### Stored entries:
━━━

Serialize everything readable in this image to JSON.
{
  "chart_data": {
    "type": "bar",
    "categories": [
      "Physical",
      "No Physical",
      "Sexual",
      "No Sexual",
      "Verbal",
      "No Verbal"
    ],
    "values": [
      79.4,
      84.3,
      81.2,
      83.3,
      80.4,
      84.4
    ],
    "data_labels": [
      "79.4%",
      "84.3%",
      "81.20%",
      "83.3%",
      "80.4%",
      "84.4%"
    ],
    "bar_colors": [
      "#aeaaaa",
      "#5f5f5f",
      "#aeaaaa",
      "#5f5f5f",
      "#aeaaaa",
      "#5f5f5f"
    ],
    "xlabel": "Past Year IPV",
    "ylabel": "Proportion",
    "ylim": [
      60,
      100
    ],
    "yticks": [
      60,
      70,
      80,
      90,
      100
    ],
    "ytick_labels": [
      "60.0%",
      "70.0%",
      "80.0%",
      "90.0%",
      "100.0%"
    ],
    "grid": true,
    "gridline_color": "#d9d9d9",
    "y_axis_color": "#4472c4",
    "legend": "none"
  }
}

━━━

Produce an exact copy of all the records.

### SOLUTION FOR THIS EXERCISE:
Serialize everything readable in this image to JSON.
{
  "chart_data": {
    "type": "bar",
    "categories": [
      "Physical",
      "No Physical",
      "Sexual",
      "No Sexual",
      "Verbal",
      "No Verbal"
    ],
    "values": [
      79.4,
      84.3,
      81.2,
      83.3,
      80.4,
      84.4
    ],
    "data_labels": [
      "79.4%",
      "84.3%",
      "81.20%",
      "83.3%",
      "80.4%",
      "84.4%"
    ],
    "bar_colors": [
      "#aeaaaa",
      "#5f5f5f",
      "#aeaaaa",
      "#5f5f5f",
      "#aeaaaa",
      "#5f5f5f"
    ],
    "xlabel": "Past Year IPV",
    "ylabel": "Proportion",
    "ylim": [
      60,
      100
    ],
    "yticks": [
      60,
      70,
      80,
      90,
      100
    ],
    "ytick_labels": [
      "60.0%",
      "70.0%",
      "80.0%",
      "90.0%",
      "100.0%"
    ],
    "grid": true,
    "gridline_color": "#d9d9d9",
    "y_axis_color": "#4472c4",
    "legend": "none"
  }
}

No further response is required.